**Excerpted records:**
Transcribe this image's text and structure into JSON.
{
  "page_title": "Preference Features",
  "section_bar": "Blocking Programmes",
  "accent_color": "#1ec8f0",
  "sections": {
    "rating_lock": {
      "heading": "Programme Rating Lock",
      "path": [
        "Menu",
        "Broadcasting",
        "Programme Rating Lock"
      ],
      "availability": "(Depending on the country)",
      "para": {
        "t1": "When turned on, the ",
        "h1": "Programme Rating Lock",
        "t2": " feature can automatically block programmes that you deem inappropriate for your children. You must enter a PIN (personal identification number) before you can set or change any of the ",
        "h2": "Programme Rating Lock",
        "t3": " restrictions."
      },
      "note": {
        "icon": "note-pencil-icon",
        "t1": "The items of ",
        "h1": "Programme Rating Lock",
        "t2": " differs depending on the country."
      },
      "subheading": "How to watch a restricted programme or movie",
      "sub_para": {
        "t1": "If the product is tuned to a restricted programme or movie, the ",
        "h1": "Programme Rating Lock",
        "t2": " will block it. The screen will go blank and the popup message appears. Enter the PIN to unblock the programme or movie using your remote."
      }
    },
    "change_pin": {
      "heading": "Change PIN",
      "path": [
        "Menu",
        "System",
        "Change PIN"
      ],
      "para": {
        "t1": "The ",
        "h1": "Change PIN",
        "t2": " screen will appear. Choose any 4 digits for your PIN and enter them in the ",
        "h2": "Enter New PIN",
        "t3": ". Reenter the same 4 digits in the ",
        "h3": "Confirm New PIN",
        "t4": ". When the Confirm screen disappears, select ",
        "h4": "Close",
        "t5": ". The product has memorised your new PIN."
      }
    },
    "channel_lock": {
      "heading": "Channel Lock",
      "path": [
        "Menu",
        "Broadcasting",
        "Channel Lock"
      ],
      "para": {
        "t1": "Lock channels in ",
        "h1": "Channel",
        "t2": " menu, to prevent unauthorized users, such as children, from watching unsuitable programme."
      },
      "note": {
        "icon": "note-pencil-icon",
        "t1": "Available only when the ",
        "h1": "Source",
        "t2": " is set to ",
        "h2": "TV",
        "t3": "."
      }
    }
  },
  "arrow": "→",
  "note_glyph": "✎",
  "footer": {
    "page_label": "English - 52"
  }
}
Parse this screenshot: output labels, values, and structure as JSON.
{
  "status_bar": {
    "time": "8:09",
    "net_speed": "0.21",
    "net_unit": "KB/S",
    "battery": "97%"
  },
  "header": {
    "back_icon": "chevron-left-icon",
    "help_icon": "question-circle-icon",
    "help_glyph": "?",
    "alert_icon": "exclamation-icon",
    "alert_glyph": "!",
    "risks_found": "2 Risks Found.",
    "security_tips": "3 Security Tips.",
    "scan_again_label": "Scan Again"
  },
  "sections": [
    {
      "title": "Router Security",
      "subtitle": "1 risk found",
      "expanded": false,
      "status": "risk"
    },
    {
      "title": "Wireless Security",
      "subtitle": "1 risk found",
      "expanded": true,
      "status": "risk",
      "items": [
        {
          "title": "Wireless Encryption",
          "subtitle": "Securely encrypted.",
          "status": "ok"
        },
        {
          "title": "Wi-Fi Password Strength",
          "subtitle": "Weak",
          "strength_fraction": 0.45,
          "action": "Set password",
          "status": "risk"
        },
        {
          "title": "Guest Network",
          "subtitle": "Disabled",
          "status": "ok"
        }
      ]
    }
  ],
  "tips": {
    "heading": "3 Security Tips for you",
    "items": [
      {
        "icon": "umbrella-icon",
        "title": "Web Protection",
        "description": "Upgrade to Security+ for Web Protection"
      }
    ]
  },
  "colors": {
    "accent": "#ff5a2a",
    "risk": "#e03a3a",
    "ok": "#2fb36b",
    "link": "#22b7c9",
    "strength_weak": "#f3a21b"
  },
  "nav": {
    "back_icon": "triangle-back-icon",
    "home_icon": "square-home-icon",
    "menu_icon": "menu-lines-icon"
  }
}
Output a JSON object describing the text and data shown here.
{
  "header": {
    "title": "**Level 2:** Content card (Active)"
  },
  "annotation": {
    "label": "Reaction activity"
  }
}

**What you need to do:** The records above must be output exactly, in full.

**Solution for this problem:**
Transcribe this image's text and structure into JSON.
{
  "page_title": "Preference Features",
  "section_bar": "Blocking Programmes",
  "accent_color": "#1ec8f0",
  "sections": {
    "rating_lock": {
      "heading": "Programme Rating Lock",
      "path": [
        "Menu",
        "Broadcasting",
        "Programme Rating Lock"
      ],
      "availability": "(Depending on the country)",
      "para": {
        "t1": "When turned on, the ",
        "h1": "Programme Rating Lock",
        "t2": " feature can automatically block programmes that you deem inappropriate for your children. You must enter a PIN (personal identification number) before you can set or change any of the ",
        "h2": "Programme Rating Lock",
        "t3": " restrictions."
      },
      "note": {
        "icon": "note-pencil-icon",
        "t1": "The items of ",
        "h1": "Programme Rating Lock",
        "t2": " differs depending on the country."
      },
      "subheading": "How to watch a restricted programme or movie",
      "sub_para": {
        "t1": "If the product is tuned to a restricted programme or movie, the ",
        "h1": "Programme Rating Lock",
        "t2": " will block it. The screen will go blank and the popup message appears. Enter the PIN to unblock the programme or movie using your remote."
      }
    },
    "change_pin": {
      "heading": "Change PIN",
      "path": [
        "Menu",
        "System",
        "Change PIN"
      ],
      "para": {
        "t1": "The ",
        "h1": "Change PIN",
        "t2": " screen will appear. Choose any 4 digits for your PIN and enter them in the ",
        "h2": "Enter New PIN",
        "t3": ". Reenter the same 4 digits in the ",
        "h3": "Confirm New PIN",
        "t4": ". When the Confirm screen disappears, select ",
        "h4": "Close",
        "t5": ". The product has memorised your new PIN."
      }
    },
    "channel_lock": {
      "heading": "Channel Lock",
      "path": [
        "Menu",
        "Broadcasting",
        "Channel Lock"
      ],
      "para": {
        "t1": "Lock channels in ",
        "h1": "Channel",
        "t2": " menu, to prevent unauthorized users, such as children, from watching unsuitable programme."
      },
      "note": {
        "icon": "note-pencil-icon",
        "t1": "Available only when the ",
        "h1": "Source",
        "t2": " is set to ",
        "h2": "TV",
        "t3": "."
      }
    }
  },
  "arrow": "→",
  "note_glyph": "✎",
  "footer": {
    "page_label": "English - 52"
  }
}
Parse this screenshot: output labels, values, and structure as JSON.
{
  "status_bar": {
    "time": "8:09",
    "net_speed": "0.21",
    "net_unit": "KB/S",
    "battery": "97%"
  },
  "header": {
    "back_icon": "chevron-left-icon",
    "help_icon": "question-circle-icon",
    "help_glyph": "?",
    "alert_icon": "exclamation-icon",
    "alert_glyph": "!",
    "risks_found": "2 Risks Found.",
    "security_tips": "3 Security Tips.",
    "scan_again_label": "Scan Again"
  },
  "sections": [
    {
      "title": "Router Security",
      "subtitle": "1 risk found",
      "expanded": false,
      "status": "risk"
    },
    {
      "title": "Wireless Security",
      "subtitle": "1 risk found",
      "expanded": true,
      "status": "risk",
      "items": [
        {
          "title": "Wireless Encryption",
          "subtitle": "Securely encrypted.",
          "status": "ok"
        },
        {
          "title": "Wi-Fi Password Strength",
          "subtitle": "Weak",
          "strength_fraction": 0.45,
          "action": "Set password",
          "status": "risk"
        },
        {
          "title": "Guest Network",
          "subtitle": "Disabled",
          "status": "ok"
        }
      ]
    }
  ],
  "tips": {
    "heading": "3 Security Tips for you",
    "items": [
      {
        "icon": "umbrella-icon",
        "title": "Web Protection",
        "description": "Upgrade to Security+ for Web Protection"
      }
    ]
  },
  "colors": {
    "accent": "#ff5a2a",
    "risk": "#e03a3a",
    "ok": "#2fb36b",
    "link": "#22b7c9",
    "strength_weak": "#f3a21b"
  },
  "nav": {
    "back_icon": "triangle-back-icon",
    "home_icon": "square-home-icon",
    "menu_icon": "menu-lines-icon"
  }
}
Output a JSON object describing the text and data shown here.
{
  "header": {
    "title": "**Level 2:** Content card (Active)"
  },
  "annotation": {
    "label": "Reaction activity"
  }
}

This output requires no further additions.